◆ Work instructions: Only the pictures are omitted; repeat all other data exactly.

◆ Provided records:
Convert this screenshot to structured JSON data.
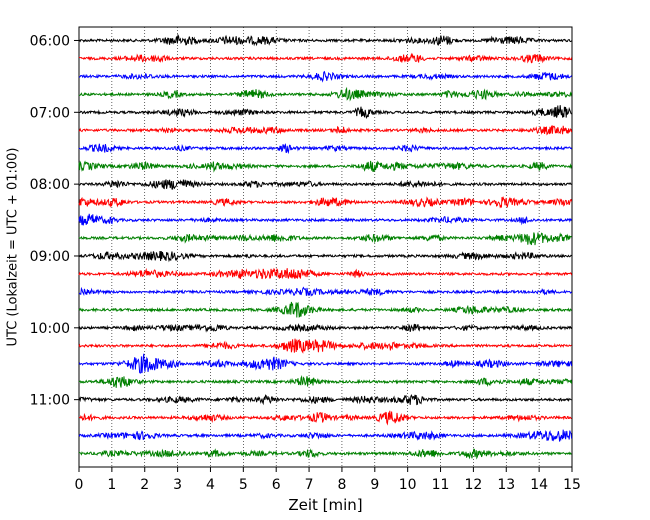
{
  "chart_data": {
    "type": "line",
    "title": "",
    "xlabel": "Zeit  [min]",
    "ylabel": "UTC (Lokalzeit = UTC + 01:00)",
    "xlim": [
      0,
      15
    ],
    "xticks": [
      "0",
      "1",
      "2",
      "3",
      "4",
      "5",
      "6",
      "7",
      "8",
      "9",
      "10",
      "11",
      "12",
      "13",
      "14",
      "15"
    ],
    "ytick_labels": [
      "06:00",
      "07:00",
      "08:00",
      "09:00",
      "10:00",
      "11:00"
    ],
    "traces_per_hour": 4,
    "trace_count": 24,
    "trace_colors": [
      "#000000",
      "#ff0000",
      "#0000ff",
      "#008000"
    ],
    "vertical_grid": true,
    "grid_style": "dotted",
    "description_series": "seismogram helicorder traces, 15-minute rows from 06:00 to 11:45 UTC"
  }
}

◆ The result:
Convert this screenshot to structured JSON data.
{
  "chart_data": {
    "type": "line",
    "title": "",
    "xlabel": "Zeit  [min]",
    "ylabel": "UTC (Lokalzeit = UTC + 01:00)",
    "xlim": [
      0,
      15
    ],
    "xticks": [
      "0",
      "1",
      "2",
      "3",
      "4",
      "5",
      "6",
      "7",
      "8",
      "9",
      "10",
      "11",
      "12",
      "13",
      "14",
      "15"
    ],
    "ytick_labels": [
      "06:00",
      "07:00",
      "08:00",
      "09:00",
      "10:00",
      "11:00"
    ],
    "traces_per_hour": 4,
    "trace_count": 24,
    "trace_colors": [
      "#000000",
      "#ff0000",
      "#0000ff",
      "#008000"
    ],
    "vertical_grid": true,
    "grid_style": "dotted",
    "description_series": "seismogram helicorder traces, 15-minute rows from 06:00 to 11:45 UTC"
  }
}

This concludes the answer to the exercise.